- [Exercise task]: Please transcribe the listing below in full and word for word, without its pictures.

- [Data shown]:
#####
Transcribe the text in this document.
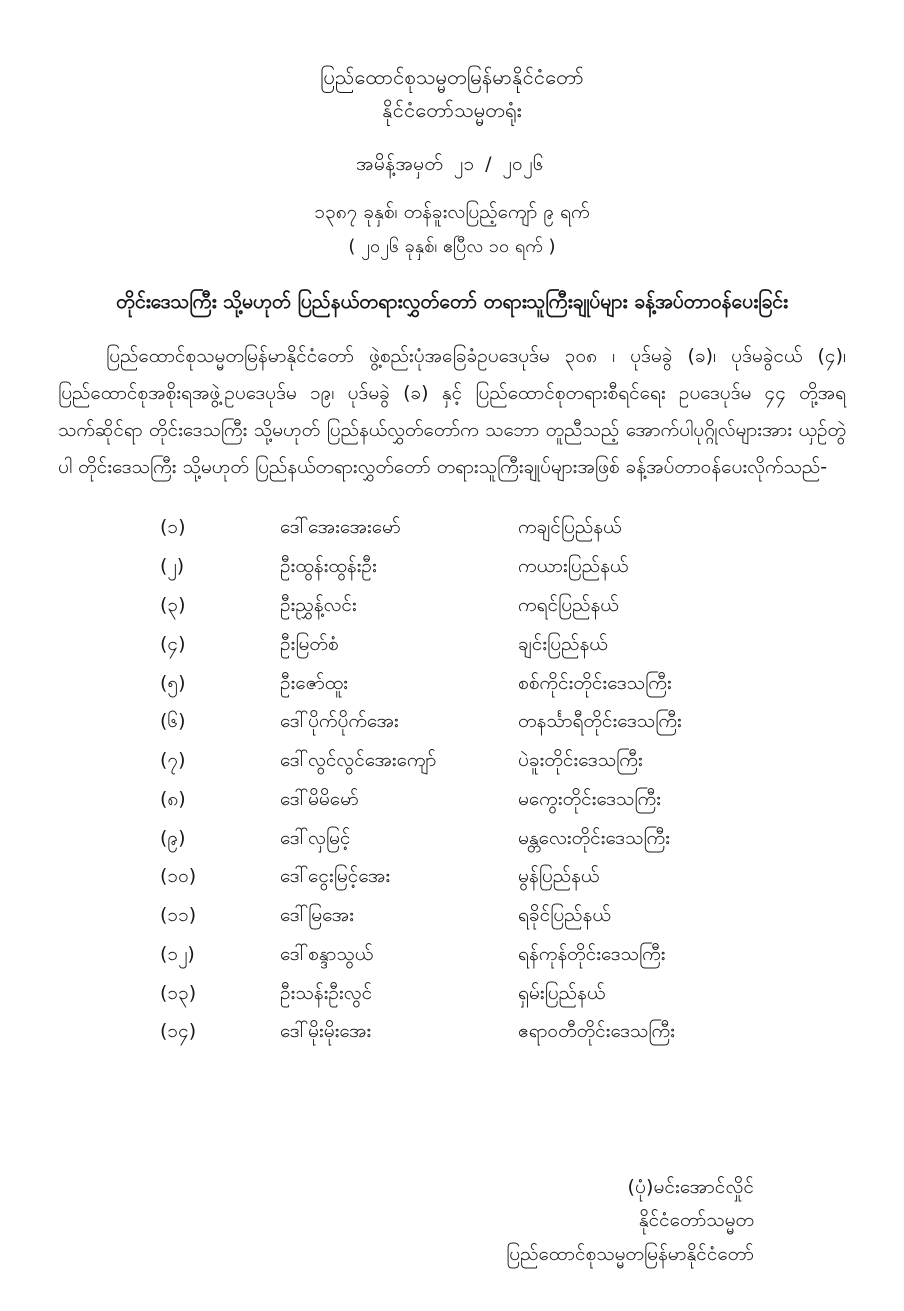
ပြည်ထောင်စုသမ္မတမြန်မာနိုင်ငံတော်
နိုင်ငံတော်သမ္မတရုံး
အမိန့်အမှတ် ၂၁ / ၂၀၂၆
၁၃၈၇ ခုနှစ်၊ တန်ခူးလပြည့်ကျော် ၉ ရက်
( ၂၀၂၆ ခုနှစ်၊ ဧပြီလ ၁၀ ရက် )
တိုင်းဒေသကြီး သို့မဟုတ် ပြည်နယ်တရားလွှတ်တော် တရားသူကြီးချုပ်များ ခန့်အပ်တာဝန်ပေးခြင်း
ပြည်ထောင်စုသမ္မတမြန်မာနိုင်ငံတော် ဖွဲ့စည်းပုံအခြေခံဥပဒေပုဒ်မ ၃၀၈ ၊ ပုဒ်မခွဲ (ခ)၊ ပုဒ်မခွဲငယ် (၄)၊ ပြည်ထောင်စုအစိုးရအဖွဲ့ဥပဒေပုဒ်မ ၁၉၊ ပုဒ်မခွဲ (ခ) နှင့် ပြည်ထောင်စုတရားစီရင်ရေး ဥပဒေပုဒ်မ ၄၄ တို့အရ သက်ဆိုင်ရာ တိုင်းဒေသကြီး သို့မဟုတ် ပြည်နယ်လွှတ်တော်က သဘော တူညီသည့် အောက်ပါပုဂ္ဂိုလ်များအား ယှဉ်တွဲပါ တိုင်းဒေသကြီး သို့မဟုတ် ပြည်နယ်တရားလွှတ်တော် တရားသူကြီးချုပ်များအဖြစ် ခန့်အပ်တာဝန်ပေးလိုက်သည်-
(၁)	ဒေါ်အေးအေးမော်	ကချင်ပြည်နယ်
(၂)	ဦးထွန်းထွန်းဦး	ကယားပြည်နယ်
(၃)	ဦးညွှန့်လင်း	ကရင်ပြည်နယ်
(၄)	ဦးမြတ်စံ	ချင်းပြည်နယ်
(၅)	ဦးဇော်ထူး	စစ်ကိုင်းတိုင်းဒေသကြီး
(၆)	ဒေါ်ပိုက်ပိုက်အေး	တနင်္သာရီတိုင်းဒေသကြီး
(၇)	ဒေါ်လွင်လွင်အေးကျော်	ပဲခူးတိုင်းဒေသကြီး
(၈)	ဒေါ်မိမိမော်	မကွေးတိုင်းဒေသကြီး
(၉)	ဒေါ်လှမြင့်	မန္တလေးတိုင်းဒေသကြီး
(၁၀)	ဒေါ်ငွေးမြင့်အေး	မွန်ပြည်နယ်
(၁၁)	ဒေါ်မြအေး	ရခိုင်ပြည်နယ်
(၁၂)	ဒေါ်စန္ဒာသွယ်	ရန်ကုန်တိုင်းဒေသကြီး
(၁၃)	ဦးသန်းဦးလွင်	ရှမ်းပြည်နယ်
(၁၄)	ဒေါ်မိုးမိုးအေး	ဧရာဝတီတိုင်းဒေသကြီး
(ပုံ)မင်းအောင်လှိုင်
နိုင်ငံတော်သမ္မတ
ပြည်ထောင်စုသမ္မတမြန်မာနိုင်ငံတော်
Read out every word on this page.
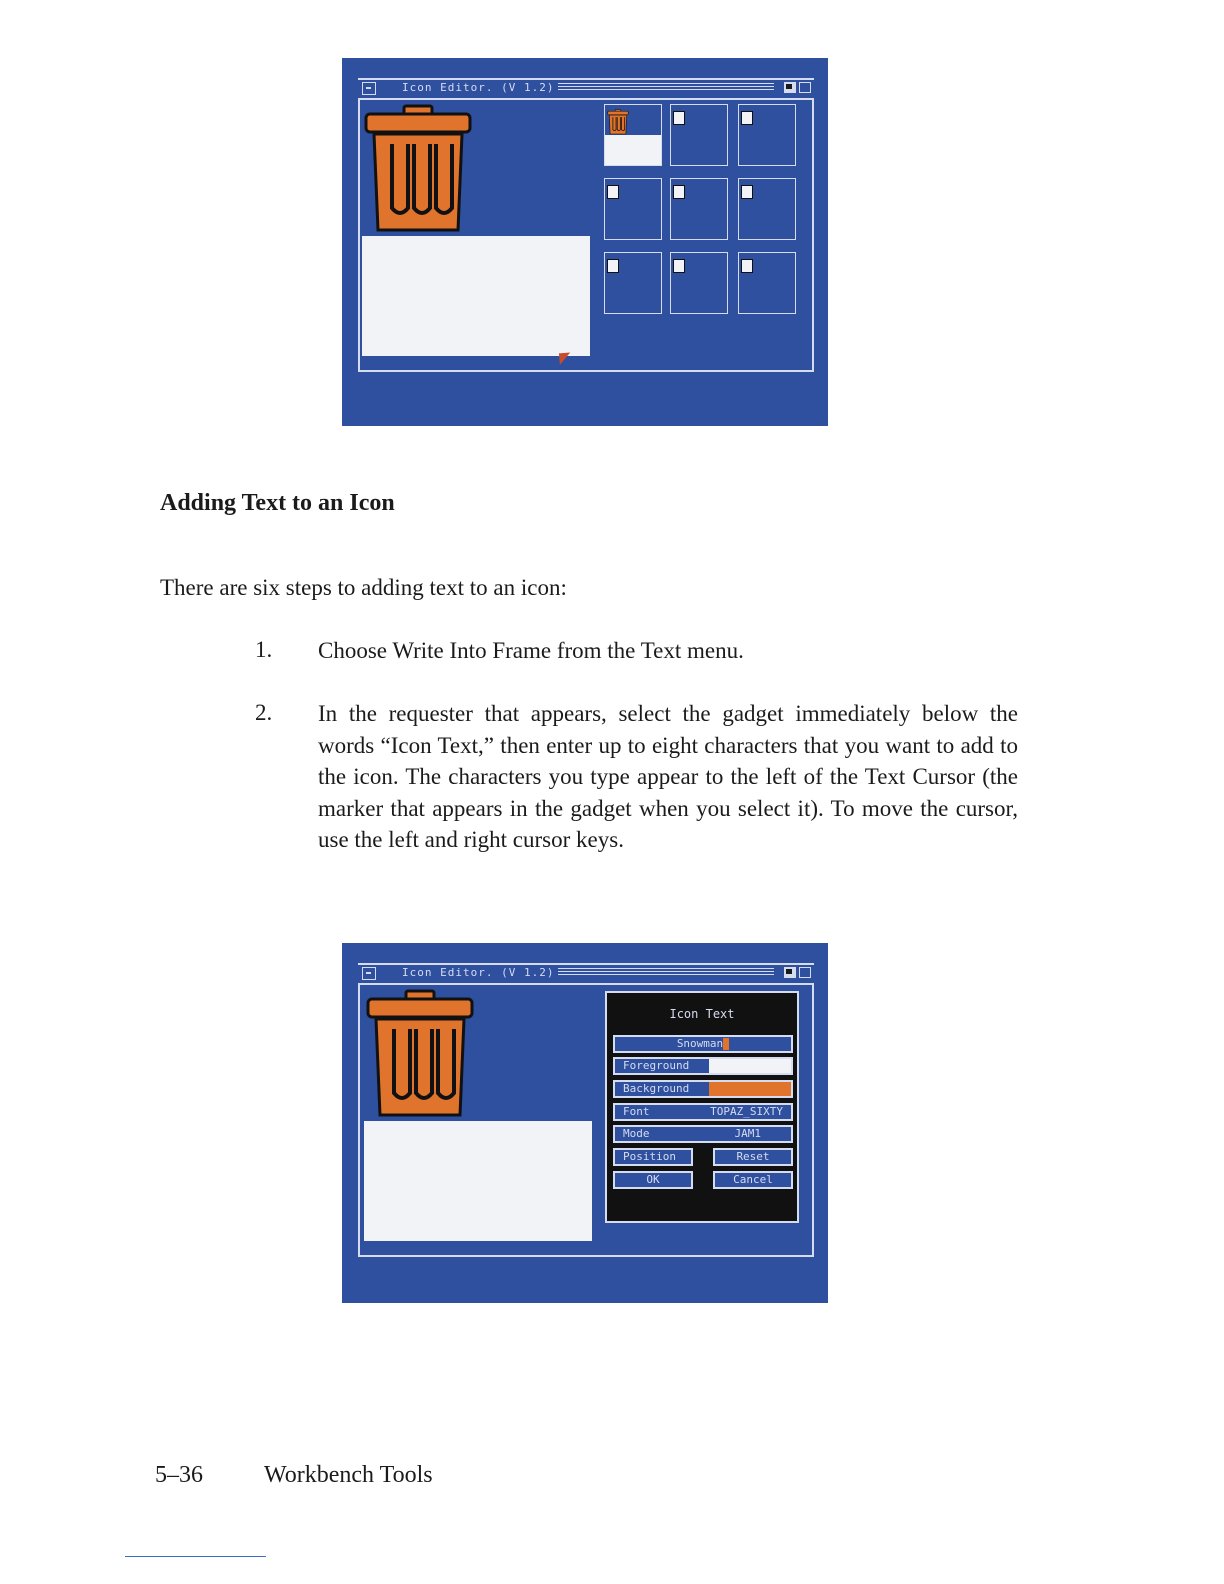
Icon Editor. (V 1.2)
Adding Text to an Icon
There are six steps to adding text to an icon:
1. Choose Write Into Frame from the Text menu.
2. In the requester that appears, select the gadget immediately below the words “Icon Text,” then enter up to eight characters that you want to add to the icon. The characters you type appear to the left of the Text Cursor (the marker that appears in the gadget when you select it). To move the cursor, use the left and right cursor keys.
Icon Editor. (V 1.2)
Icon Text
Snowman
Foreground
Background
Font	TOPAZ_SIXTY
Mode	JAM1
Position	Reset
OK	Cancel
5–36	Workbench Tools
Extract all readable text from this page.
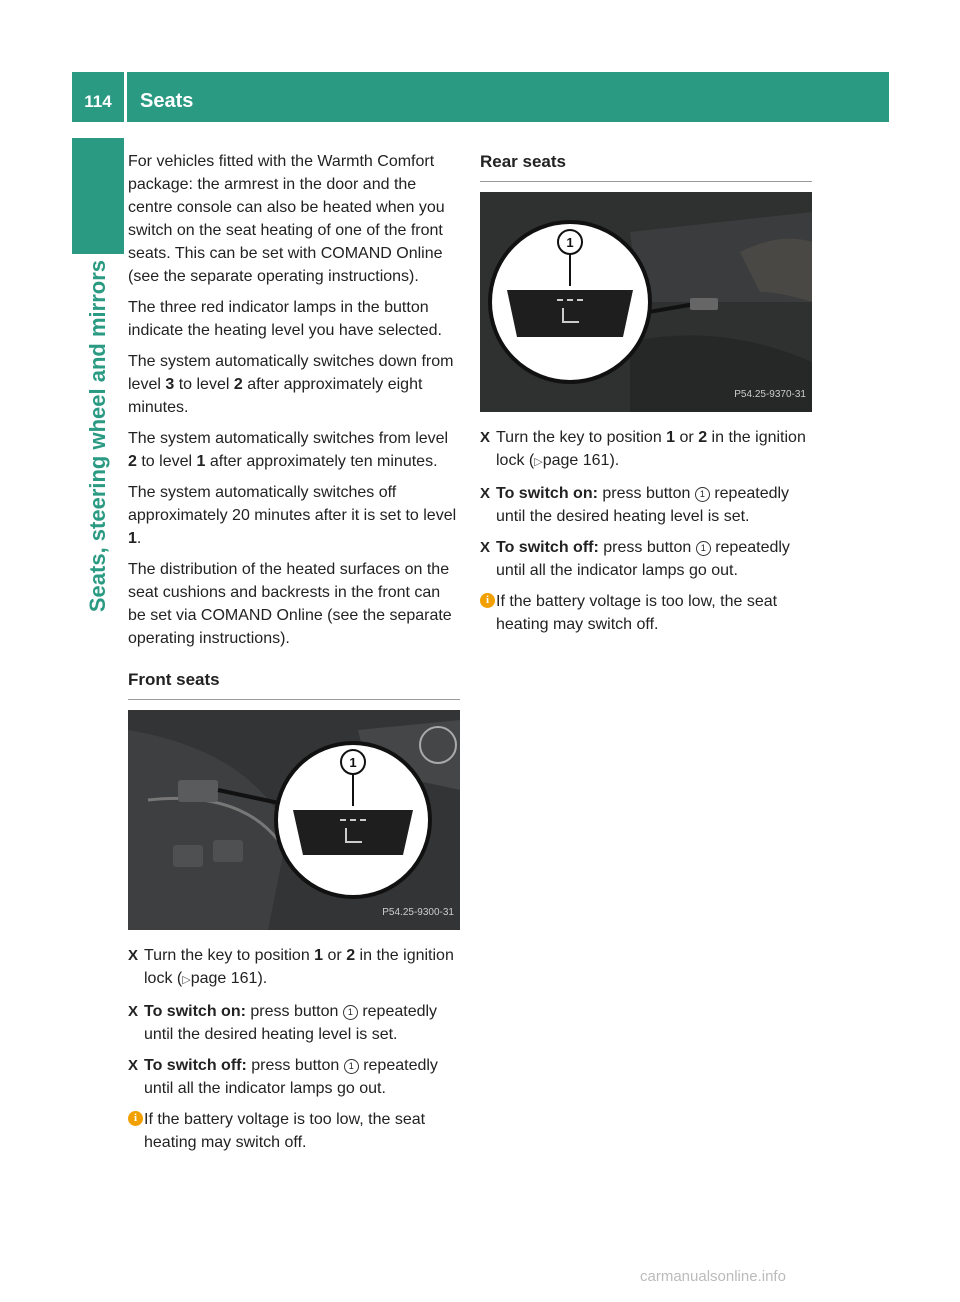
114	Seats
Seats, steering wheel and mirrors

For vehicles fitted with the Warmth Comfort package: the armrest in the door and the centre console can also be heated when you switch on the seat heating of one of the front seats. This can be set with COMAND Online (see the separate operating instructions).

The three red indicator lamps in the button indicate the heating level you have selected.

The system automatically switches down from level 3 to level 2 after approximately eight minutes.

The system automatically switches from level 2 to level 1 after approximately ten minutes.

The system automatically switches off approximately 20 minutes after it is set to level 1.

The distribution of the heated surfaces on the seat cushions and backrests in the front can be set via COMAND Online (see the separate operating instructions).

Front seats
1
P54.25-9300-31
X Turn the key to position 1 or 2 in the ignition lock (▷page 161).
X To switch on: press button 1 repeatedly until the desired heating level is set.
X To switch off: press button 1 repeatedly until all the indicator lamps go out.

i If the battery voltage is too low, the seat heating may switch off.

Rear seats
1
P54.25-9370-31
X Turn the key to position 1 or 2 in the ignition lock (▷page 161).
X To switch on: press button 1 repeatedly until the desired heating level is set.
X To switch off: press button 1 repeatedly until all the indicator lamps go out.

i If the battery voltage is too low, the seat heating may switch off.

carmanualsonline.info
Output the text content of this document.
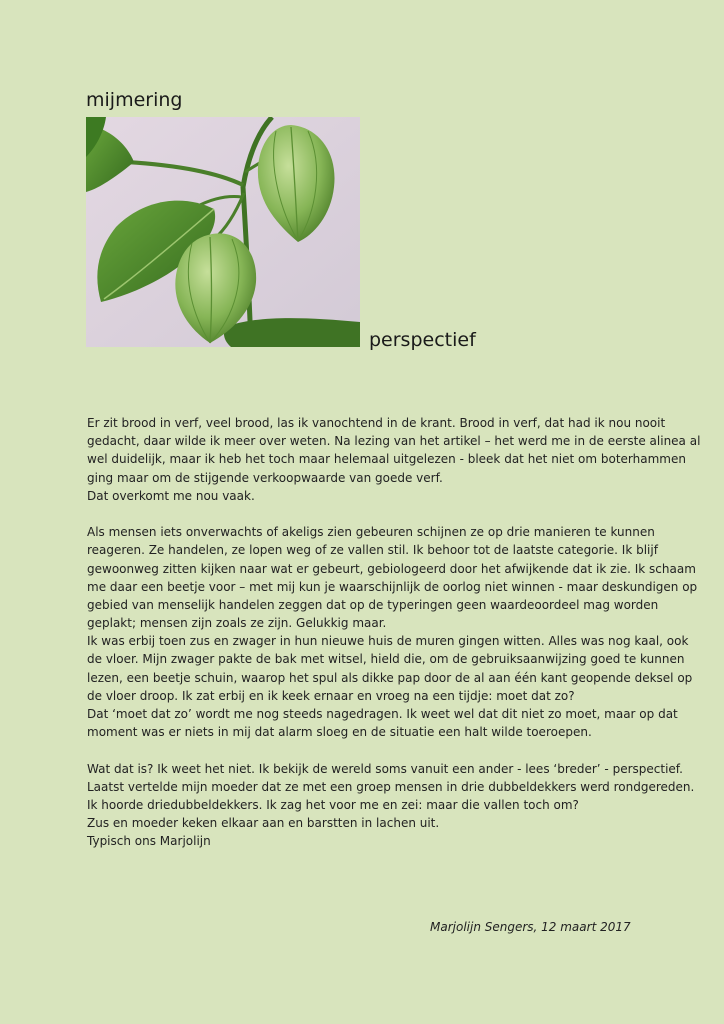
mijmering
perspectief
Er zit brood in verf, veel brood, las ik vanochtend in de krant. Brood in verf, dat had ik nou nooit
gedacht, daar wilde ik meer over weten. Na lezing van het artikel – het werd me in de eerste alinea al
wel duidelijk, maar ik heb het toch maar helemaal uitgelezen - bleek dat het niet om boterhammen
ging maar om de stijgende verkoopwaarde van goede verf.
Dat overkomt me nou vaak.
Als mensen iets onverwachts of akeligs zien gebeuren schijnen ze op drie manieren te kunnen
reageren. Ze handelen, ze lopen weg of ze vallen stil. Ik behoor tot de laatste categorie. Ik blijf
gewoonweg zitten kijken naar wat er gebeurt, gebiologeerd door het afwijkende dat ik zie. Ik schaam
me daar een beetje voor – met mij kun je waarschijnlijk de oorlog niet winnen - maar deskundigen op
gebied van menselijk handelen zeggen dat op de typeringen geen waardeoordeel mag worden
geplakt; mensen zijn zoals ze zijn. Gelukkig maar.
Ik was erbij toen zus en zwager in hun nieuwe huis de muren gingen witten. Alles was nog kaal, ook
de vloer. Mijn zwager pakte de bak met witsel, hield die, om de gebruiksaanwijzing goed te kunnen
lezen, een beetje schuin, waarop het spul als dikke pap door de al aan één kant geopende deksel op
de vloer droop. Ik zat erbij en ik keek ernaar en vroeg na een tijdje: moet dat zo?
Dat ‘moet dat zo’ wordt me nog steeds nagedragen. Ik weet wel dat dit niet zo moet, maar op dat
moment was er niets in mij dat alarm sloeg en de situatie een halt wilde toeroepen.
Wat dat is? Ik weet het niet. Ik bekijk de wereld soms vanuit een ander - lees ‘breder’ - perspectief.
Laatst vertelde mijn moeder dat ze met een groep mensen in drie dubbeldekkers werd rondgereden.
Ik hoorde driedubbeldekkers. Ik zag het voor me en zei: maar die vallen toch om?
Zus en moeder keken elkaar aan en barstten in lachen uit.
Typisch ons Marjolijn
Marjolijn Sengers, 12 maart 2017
#####
- [The output]:
Transcribe the text in this document.
ပြည်ထောင်စုသမ္မတမြန်မာနိုင်ငံတော်
နိုင်ငံတော်သမ္မတရုံး
အမိန့်အမှတ် ၂၁ / ၂၀၂၆
၁၃၈၇ ခုနှစ်၊ တန်ခူးလပြည့်ကျော် ၉ ရက်
( ၂၀၂၆ ခုနှစ်၊ ဧပြီလ ၁၀ ရက် )
တိုင်းဒေသကြီး သို့မဟုတ် ပြည်နယ်တရားလွှတ်တော် တရားသူကြီးချုပ်များ ခန့်အပ်တာဝန်ပေးခြင်း
ပြည်ထောင်စုသမ္မတမြန်မာနိုင်ငံတော် ဖွဲ့စည်းပုံအခြေခံဥပဒေပုဒ်မ ၃၀၈ ၊ ပုဒ်မခွဲ (ခ)၊ ပုဒ်မခွဲငယ် (၄)၊ ပြည်ထောင်စုအစိုးရအဖွဲ့ဥပဒေပုဒ်မ ၁၉၊ ပုဒ်မခွဲ (ခ) နှင့် ပြည်ထောင်စုတရားစီရင်ရေး ဥပဒေပုဒ်မ ၄၄ တို့အရ သက်ဆိုင်ရာ တိုင်းဒေသကြီး သို့မဟုတ် ပြည်နယ်လွှတ်တော်က သဘော တူညီသည့် အောက်ပါပုဂ္ဂိုလ်များအား ယှဉ်တွဲပါ တိုင်းဒေသကြီး သို့မဟုတ် ပြည်နယ်တရားလွှတ်တော် တရားသူကြီးချုပ်များအဖြစ် ခန့်အပ်တာဝန်ပေးလိုက်သည်-
(၁)	ဒေါ်အေးအေးမော်	ကချင်ပြည်နယ်
(၂)	ဦးထွန်းထွန်းဦး	ကယားပြည်နယ်
(၃)	ဦးညွှန့်လင်း	ကရင်ပြည်နယ်
(၄)	ဦးမြတ်စံ	ချင်းပြည်နယ်
(၅)	ဦးဇော်ထူး	စစ်ကိုင်းတိုင်းဒေသကြီး
(၆)	ဒေါ်ပိုက်ပိုက်အေး	တနင်္သာရီတိုင်းဒေသကြီး
(၇)	ဒေါ်လွင်လွင်အေးကျော်	ပဲခူးတိုင်းဒေသကြီး
(၈)	ဒေါ်မိမိမော်	မကွေးတိုင်းဒေသကြီး
(၉)	ဒေါ်လှမြင့်	မန္တလေးတိုင်းဒေသကြီး
(၁၀)	ဒေါ်ငွေးမြင့်အေး	မွန်ပြည်နယ်
(၁၁)	ဒေါ်မြအေး	ရခိုင်ပြည်နယ်
(၁၂)	ဒေါ်စန္ဒာသွယ်	ရန်ကုန်တိုင်းဒေသကြီး
(၁၃)	ဦးသန်းဦးလွင်	ရှမ်းပြည်နယ်
(၁၄)	ဒေါ်မိုးမိုးအေး	ဧရာဝတီတိုင်းဒေသကြီး
(ပုံ)မင်းအောင်လှိုင်
နိုင်ငံတော်သမ္မတ
ပြည်ထောင်စုသမ္မတမြန်မာနိုင်ငံတော်
Read out every word on this page.
Icon Editor. (V 1.2)
Adding Text to an Icon
There are six steps to adding text to an icon:
1. Choose Write Into Frame from the Text menu.
2. In the requester that appears, select the gadget immediately below the words “Icon Text,” then enter up to eight characters that you want to add to the icon. The characters you type appear to the left of the Text Cursor (the marker that appears in the gadget when you select it). To move the cursor, use the left and right cursor keys.
Icon Editor. (V 1.2)
Icon Text
Snowman
Foreground
Background
Font	TOPAZ_SIXTY
Mode	JAM1
Position	Reset
OK	Cancel
5–36	Workbench Tools
Extract all readable text from this page.
114	Seats
Seats, steering wheel and mirrors

For vehicles fitted with the Warmth Comfort package: the armrest in the door and the centre console can also be heated when you switch on the seat heating of one of the front seats. This can be set with COMAND Online (see the separate operating instructions).

The three red indicator lamps in the button indicate the heating level you have selected.

The system automatically switches down from level 3 to level 2 after approximately eight minutes.

The system automatically switches from level 2 to level 1 after approximately ten minutes.

The system automatically switches off approximately 20 minutes after it is set to level 1.

The distribution of the heated surfaces on the seat cushions and backrests in the front can be set via COMAND Online (see the separate operating instructions).

Front seats
1
P54.25-9300-31
X Turn the key to position 1 or 2 in the ignition lock (▷page 161).
X To switch on: press button 1 repeatedly until the desired heating level is set.
X To switch off: press button 1 repeatedly until all the indicator lamps go out.

i If the battery voltage is too low, the seat heating may switch off.

Rear seats
1
P54.25-9370-31
X Turn the key to position 1 or 2 in the ignition lock (▷page 161).
X To switch on: press button 1 repeatedly until the desired heating level is set.
X To switch off: press button 1 repeatedly until all the indicator lamps go out.

i If the battery voltage is too low, the seat heating may switch off.

carmanualsonline.info
Output the text content of this document.
mijmering
perspectief
Er zit brood in verf, veel brood, las ik vanochtend in de krant. Brood in verf, dat had ik nou nooit
gedacht, daar wilde ik meer over weten. Na lezing van het artikel – het werd me in de eerste alinea al
wel duidelijk, maar ik heb het toch maar helemaal uitgelezen - bleek dat het niet om boterhammen
ging maar om de stijgende verkoopwaarde van goede verf.
Dat overkomt me nou vaak.
Als mensen iets onverwachts of akeligs zien gebeuren schijnen ze op drie manieren te kunnen
reageren. Ze handelen, ze lopen weg of ze vallen stil. Ik behoor tot de laatste categorie. Ik blijf
gewoonweg zitten kijken naar wat er gebeurt, gebiologeerd door het afwijkende dat ik zie. Ik schaam
me daar een beetje voor – met mij kun je waarschijnlijk de oorlog niet winnen - maar deskundigen op
gebied van menselijk handelen zeggen dat op de typeringen geen waardeoordeel mag worden
geplakt; mensen zijn zoals ze zijn. Gelukkig maar.
Ik was erbij toen zus en zwager in hun nieuwe huis de muren gingen witten. Alles was nog kaal, ook
de vloer. Mijn zwager pakte de bak met witsel, hield die, om de gebruiksaanwijzing goed te kunnen
lezen, een beetje schuin, waarop het spul als dikke pap door de al aan één kant geopende deksel op
de vloer droop. Ik zat erbij en ik keek ernaar en vroeg na een tijdje: moet dat zo?
Dat ‘moet dat zo’ wordt me nog steeds nagedragen. Ik weet wel dat dit niet zo moet, maar op dat
moment was er niets in mij dat alarm sloeg en de situatie een halt wilde toeroepen.
Wat dat is? Ik weet het niet. Ik bekijk de wereld soms vanuit een ander - lees ‘breder’ - perspectief.
Laatst vertelde mijn moeder dat ze met een groep mensen in drie dubbeldekkers werd rondgereden.
Ik hoorde driedubbeldekkers. Ik zag het voor me en zei: maar die vallen toch om?
Zus en moeder keken elkaar aan en barstten in lachen uit.
Typisch ons Marjolijn
Marjolijn Sengers, 12 maart 2017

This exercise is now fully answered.